### TRY IT
Scan the data, and whenever a line contains "Zugriff", copy it.

### EXTRACTED MATERIAL
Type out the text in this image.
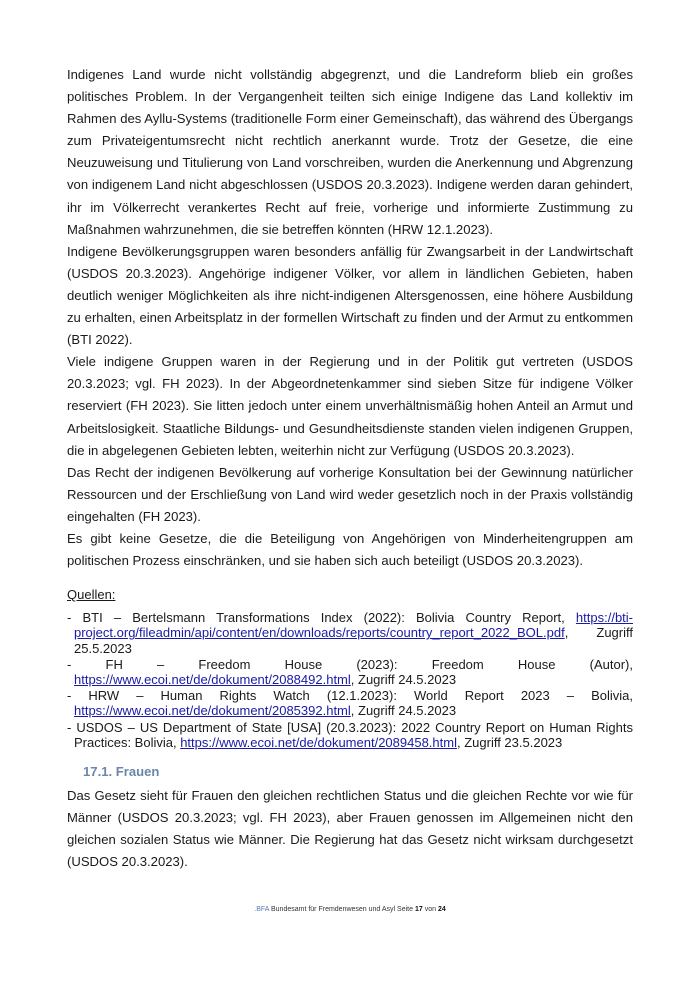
Indigenes Land wurde nicht vollständig abgegrenzt, und die Landreform blieb ein großes politisches Problem. In der Vergangenheit teilten sich einige Indigene das Land kollektiv im Rahmen des Ayllu-Systems (traditionelle Form einer Gemeinschaft), das während des Übergangs zum Privateigentumsrecht nicht rechtlich anerkannt wurde. Trotz der Gesetze, die eine Neuzuweisung und Titulierung von Land vorschreiben, wurden die Anerkennung und Abgrenzung von indigenem Land nicht abgeschlossen (USDOS 20.3.2023). Indigene werden daran gehindert, ihr im Völkerrecht verankertes Recht auf freie, vorherige und informierte Zustimmung zu Maßnahmen wahrzunehmen, die sie betreffen könnten (HRW 12.1.2023).

Indigene Bevölkerungsgruppen waren besonders anfällig für Zwangsarbeit in der Landwirtschaft (USDOS 20.3.2023). Angehörige indigener Völker, vor allem in ländlichen Gebieten, haben deutlich weniger Möglichkeiten als ihre nicht-indigenen Altersgenossen, eine höhere Ausbildung zu erhalten, einen Arbeitsplatz in der formellen Wirtschaft zu finden und der Armut zu entkommen (BTI 2022).

Viele indigene Gruppen waren in der Regierung und in der Politik gut vertreten (USDOS 20.3.2023; vgl. FH 2023). In der Abgeordnetenkammer sind sieben Sitze für indigene Völker reserviert (FH 2023). Sie litten jedoch unter einem unverhältnismäßig hohen Anteil an Armut und Arbeitslosigkeit. Staatliche Bildungs- und Gesundheitsdienste standen vielen indigenen Gruppen, die in abgelegenen Gebieten lebten, weiterhin nicht zur Verfügung (USDOS 20.3.2023).

Das Recht der indigenen Bevölkerung auf vorherige Konsultation bei der Gewinnung natürlicher Ressourcen und der Erschließung von Land wird weder gesetzlich noch in der Praxis vollständig eingehalten (FH 2023).

Es gibt keine Gesetze, die die Beteiligung von Angehörigen von Minderheitengruppen am politischen Prozess einschränken, und sie haben sich auch beteiligt (USDOS 20.3.2023).

Quellen:

- BTI – Bertelsmann Transformations Index (2022): Bolivia Country Report, https://bti-project.org/fileadmin/api/content/en/downloads/reports/country_report_2022_BOL.pdf, Zugriff 25.5.2023

- FH – Freedom House (2023): Freedom House (Autor), https://www.ecoi.net/de/dokument/2088492.html, Zugriff 24.5.2023

- HRW – Human Rights Watch (12.1.2023): World Report 2023 – Bolivia, https://www.ecoi.net/de/dokument/2085392.html, Zugriff 24.5.2023

- USDOS – US Department of State [USA] (20.3.2023): 2022 Country Report on Human Rights Practices: Bolivia, https://www.ecoi.net/de/dokument/2089458.html, Zugriff 23.5.2023

17.1. Frauen

Das Gesetz sieht für Frauen den gleichen rechtlichen Status und die gleichen Rechte vor wie für Männer (USDOS 20.3.2023; vgl. FH 2023), aber Frauen genossen im Allgemeinen nicht den gleichen sozialen Status wie Männer. Die Regierung hat das Gesetz nicht wirksam durchgesetzt (USDOS 20.3.2023).

.BFA Bundesamt für Fremdenwesen und Asyl Seite 17 von 24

### SOLUTION BELOW
- BTI – Bertelsmann Transformations Index (2022): Bolivia Country Report, https://bti-project.org/fileadmin/api/content/en/downloads/reports/country_report_2022_BOL.pdf, Zugriff 25.5.2023
- FH – Freedom House (2023): Freedom House (Autor), https://www.ecoi.net/de/dokument/2088492.html, Zugriff 24.5.2023
- HRW – Human Rights Watch (12.1.2023): World Report 2023 – Bolivia, https://www.ecoi.net/de/dokument/2085392.html, Zugriff 24.5.2023
- USDOS – US Department of State [USA] (20.3.2023): 2022 Country Report on Human Rights Practices: Bolivia, https://www.ecoi.net/de/dokument/2089458.html, Zugriff 23.5.2023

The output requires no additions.